■ What you are asked to do:
Quote the entries word for word. Omit the pictures.
* * *
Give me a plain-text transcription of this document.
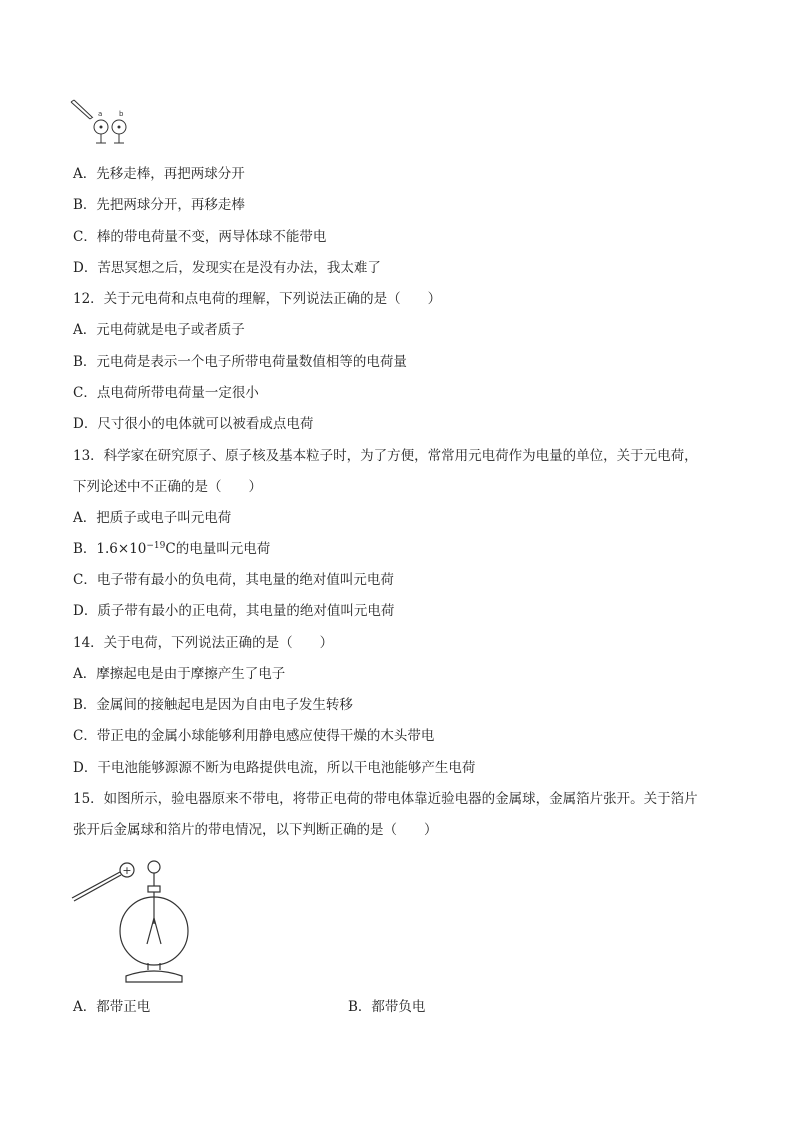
a b
A．先移走棒，再把两球分开
B．先把两球分开，再移走棒
C．棒的带电荷量不变，两导体球不能带电
D．苦思冥想之后，发现实在是没有办法，我太难了
12．关于元电荷和点电荷的理解，下列说法正确的是（　　）
A．元电荷就是电子或者质子
B．元电荷是表示一个电子所带电荷量数值相等的电荷量
C．点电荷所带电荷量一定很小
D．尺寸很小的电体就可以被看成点电荷
13．科学家在研究原子、原子核及基本粒子时，为了方便，常常用元电荷作为电量的单位，关于元电荷，
下列论述中不正确的是（　　）
A．把质子或电子叫元电荷
B．$1.6\times 10^{-19}C$的电量叫元电荷
C．电子带有最小的负电荷，其电量的绝对值叫元电荷
D．质子带有最小的正电荷，其电量的绝对值叫元电荷
14．关于电荷，下列说法正确的是（　　）
A．摩擦起电是由于摩擦产生了电子
B．金属间的接触起电是因为自由电子发生转移
C．带正电的金属小球能够利用静电感应使得干燥的木头带电
D．干电池能够源源不断为电路提供电流，所以干电池能够产生电荷
15．如图所示，验电器原来不带电，将带正电荷的带电体靠近验电器的金属球，金属箔片张开。关于箔片
张开后金属球和箔片的带电情况，以下判断正确的是（　　）
+
A．都带正电	B．都带负电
* * *
■ Exercise answer:
Give me a plain-text transcription of this document.
a b
A．先移走棒，再把两球分开
B．先把两球分开，再移走棒
C．棒的带电荷量不变，两导体球不能带电
D．苦思冥想之后，发现实在是没有办法，我太难了
12．关于元电荷和点电荷的理解，下列说法正确的是（　　）
A．元电荷就是电子或者质子
B．元电荷是表示一个电子所带电荷量数值相等的电荷量
C．点电荷所带电荷量一定很小
D．尺寸很小的电体就可以被看成点电荷
13．科学家在研究原子、原子核及基本粒子时，为了方便，常常用元电荷作为电量的单位，关于元电荷，
下列论述中不正确的是（　　）
A．把质子或电子叫元电荷
B．$1.6\times 10^{-19}C$的电量叫元电荷
C．电子带有最小的负电荷，其电量的绝对值叫元电荷
D．质子带有最小的正电荷，其电量的绝对值叫元电荷
14．关于电荷，下列说法正确的是（　　）
A．摩擦起电是由于摩擦产生了电子
B．金属间的接触起电是因为自由电子发生转移
C．带正电的金属小球能够利用静电感应使得干燥的木头带电
D．干电池能够源源不断为电路提供电流，所以干电池能够产生电荷
15．如图所示，验电器原来不带电，将带正电荷的带电体靠近验电器的金属球，金属箔片张开。关于箔片
张开后金属球和箔片的带电情况，以下判断正确的是（　　）
+
A．都带正电	B．都带负电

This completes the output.